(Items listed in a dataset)
* * * * * * *

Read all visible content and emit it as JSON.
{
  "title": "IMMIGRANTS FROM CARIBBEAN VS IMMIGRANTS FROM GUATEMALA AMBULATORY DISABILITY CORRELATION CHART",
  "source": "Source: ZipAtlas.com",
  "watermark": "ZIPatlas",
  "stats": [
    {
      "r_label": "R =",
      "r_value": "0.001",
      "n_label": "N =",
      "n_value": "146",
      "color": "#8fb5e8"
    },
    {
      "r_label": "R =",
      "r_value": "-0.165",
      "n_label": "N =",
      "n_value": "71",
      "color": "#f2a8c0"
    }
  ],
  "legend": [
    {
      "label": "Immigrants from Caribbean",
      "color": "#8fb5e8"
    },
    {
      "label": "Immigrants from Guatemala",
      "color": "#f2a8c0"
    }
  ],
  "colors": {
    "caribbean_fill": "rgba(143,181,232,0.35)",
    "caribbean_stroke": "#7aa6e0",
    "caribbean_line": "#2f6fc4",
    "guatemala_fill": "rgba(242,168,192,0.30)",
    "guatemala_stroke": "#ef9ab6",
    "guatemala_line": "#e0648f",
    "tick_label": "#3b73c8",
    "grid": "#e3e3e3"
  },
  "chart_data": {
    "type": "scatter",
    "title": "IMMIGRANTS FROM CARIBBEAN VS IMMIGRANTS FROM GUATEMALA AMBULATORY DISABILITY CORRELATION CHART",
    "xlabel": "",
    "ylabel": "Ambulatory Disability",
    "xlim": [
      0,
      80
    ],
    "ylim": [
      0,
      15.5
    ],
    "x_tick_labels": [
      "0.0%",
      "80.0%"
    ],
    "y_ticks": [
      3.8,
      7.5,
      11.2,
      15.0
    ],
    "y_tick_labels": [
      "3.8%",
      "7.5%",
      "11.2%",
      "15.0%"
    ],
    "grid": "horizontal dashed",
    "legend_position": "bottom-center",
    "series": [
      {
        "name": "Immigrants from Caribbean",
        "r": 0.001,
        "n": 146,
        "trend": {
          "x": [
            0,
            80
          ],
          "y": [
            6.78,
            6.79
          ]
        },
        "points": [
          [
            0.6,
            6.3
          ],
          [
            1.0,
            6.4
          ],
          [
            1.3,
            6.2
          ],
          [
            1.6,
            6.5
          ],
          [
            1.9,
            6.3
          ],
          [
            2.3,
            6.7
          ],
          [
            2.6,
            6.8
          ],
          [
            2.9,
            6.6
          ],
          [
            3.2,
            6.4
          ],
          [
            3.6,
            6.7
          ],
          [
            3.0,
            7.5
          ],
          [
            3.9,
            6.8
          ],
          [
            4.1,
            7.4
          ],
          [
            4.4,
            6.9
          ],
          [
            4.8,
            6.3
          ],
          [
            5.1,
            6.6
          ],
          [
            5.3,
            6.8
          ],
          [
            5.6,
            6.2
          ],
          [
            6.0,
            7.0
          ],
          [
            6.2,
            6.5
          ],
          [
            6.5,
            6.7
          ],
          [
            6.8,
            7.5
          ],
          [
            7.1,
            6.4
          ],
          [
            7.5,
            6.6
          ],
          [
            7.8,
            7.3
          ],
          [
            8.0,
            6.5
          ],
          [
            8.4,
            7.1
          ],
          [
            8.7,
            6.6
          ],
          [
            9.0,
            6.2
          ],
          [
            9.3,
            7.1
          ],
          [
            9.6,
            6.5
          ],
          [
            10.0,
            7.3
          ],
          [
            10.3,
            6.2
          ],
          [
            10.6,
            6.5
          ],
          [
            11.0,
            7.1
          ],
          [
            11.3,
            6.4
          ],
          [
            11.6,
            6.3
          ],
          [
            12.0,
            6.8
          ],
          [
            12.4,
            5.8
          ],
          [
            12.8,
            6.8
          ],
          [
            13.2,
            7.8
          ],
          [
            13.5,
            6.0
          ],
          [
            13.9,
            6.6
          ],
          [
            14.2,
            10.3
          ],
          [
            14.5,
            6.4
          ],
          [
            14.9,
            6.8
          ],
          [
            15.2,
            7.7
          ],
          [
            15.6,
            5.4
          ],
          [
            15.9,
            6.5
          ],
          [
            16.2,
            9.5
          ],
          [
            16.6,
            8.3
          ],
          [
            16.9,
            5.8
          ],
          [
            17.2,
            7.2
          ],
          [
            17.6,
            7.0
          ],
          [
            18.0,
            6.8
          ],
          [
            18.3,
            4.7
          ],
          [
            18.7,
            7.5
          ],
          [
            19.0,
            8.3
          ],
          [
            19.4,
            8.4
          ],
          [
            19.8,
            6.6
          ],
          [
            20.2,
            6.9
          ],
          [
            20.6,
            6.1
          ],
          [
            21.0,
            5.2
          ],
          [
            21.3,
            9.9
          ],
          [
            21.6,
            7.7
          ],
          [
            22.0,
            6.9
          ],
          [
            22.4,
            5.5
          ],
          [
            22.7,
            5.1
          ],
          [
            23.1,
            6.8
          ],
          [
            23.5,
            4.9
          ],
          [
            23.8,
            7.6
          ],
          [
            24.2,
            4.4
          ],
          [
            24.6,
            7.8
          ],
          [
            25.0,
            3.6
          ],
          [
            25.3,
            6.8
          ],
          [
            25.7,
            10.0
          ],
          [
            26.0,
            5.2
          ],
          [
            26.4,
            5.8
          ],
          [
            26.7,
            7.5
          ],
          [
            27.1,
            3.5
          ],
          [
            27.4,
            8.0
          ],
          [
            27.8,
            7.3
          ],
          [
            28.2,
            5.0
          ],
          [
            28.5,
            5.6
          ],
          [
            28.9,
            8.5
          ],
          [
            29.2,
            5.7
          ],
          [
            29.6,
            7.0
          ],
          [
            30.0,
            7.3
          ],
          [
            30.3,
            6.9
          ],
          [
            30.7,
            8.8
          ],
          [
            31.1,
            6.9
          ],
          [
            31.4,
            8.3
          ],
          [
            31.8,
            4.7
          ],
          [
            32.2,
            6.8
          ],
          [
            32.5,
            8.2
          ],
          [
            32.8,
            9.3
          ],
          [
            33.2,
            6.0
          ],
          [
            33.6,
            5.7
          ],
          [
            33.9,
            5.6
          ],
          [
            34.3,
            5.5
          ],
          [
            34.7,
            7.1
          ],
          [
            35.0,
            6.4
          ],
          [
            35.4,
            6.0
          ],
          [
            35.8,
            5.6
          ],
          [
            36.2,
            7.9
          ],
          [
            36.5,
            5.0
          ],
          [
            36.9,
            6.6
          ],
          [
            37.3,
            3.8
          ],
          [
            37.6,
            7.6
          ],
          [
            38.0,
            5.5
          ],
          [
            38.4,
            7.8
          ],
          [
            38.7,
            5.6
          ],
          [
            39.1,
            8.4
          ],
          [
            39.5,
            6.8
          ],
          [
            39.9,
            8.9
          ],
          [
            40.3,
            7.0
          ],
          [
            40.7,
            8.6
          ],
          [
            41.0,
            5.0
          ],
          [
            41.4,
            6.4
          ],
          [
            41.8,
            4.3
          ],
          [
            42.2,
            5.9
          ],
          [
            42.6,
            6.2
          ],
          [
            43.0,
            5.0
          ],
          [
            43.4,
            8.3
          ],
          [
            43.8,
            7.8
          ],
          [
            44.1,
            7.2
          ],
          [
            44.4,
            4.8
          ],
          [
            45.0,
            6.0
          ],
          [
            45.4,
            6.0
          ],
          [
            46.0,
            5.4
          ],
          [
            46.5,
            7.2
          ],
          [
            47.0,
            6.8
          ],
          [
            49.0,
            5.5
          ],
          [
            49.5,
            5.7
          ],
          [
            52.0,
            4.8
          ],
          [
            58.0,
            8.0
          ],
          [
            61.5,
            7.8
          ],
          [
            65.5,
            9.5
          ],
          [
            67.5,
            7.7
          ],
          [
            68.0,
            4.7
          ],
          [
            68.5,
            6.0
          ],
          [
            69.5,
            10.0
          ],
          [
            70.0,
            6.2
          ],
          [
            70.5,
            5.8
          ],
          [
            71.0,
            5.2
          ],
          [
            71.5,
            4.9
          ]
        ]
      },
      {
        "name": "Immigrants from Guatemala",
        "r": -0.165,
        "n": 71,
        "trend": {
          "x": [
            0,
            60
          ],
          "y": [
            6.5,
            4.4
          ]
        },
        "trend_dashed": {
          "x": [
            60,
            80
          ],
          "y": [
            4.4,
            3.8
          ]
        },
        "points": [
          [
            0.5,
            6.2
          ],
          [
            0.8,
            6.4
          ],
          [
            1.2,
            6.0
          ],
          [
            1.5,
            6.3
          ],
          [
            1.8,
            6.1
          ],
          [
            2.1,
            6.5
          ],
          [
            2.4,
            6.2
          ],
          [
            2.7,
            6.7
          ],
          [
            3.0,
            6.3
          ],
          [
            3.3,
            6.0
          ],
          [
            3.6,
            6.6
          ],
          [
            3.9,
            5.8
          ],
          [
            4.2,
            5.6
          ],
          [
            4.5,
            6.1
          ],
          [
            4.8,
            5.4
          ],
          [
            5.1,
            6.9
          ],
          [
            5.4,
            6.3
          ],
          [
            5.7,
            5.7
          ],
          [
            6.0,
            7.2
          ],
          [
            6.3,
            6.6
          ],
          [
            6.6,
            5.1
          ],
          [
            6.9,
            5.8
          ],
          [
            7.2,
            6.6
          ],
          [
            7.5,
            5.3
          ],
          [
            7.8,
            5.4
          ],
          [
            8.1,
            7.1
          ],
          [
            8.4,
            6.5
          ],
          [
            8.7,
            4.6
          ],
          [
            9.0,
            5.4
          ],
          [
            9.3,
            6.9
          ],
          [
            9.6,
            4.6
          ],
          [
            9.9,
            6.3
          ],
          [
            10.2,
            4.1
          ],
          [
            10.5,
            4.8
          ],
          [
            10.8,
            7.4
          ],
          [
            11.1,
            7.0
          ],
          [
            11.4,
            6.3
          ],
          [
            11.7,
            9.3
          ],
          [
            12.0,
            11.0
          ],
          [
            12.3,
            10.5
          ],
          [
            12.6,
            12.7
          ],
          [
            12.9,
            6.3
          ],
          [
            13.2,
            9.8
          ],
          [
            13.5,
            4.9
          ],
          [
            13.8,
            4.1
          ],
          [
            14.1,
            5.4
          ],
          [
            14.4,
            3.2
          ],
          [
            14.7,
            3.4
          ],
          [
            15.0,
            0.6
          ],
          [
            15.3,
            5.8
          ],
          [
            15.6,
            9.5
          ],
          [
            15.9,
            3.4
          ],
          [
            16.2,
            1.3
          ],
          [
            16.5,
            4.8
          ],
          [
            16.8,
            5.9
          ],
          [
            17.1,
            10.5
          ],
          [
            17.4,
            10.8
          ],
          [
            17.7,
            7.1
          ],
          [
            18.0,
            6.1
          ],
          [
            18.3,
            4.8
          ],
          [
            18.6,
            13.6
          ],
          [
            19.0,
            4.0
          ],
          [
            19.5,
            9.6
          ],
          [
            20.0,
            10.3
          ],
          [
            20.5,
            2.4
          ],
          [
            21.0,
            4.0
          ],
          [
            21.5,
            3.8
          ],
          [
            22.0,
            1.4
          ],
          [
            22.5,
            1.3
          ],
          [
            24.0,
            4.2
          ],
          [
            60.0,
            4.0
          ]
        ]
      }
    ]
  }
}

* * * * * * *

— Problem requirements —
Which lines hold the word "name"? Return all of them from the records above.

— Answer to the exercise —
        "name": "Immigrants from Caribbean",
        "name": "Immigrants from Guatemala",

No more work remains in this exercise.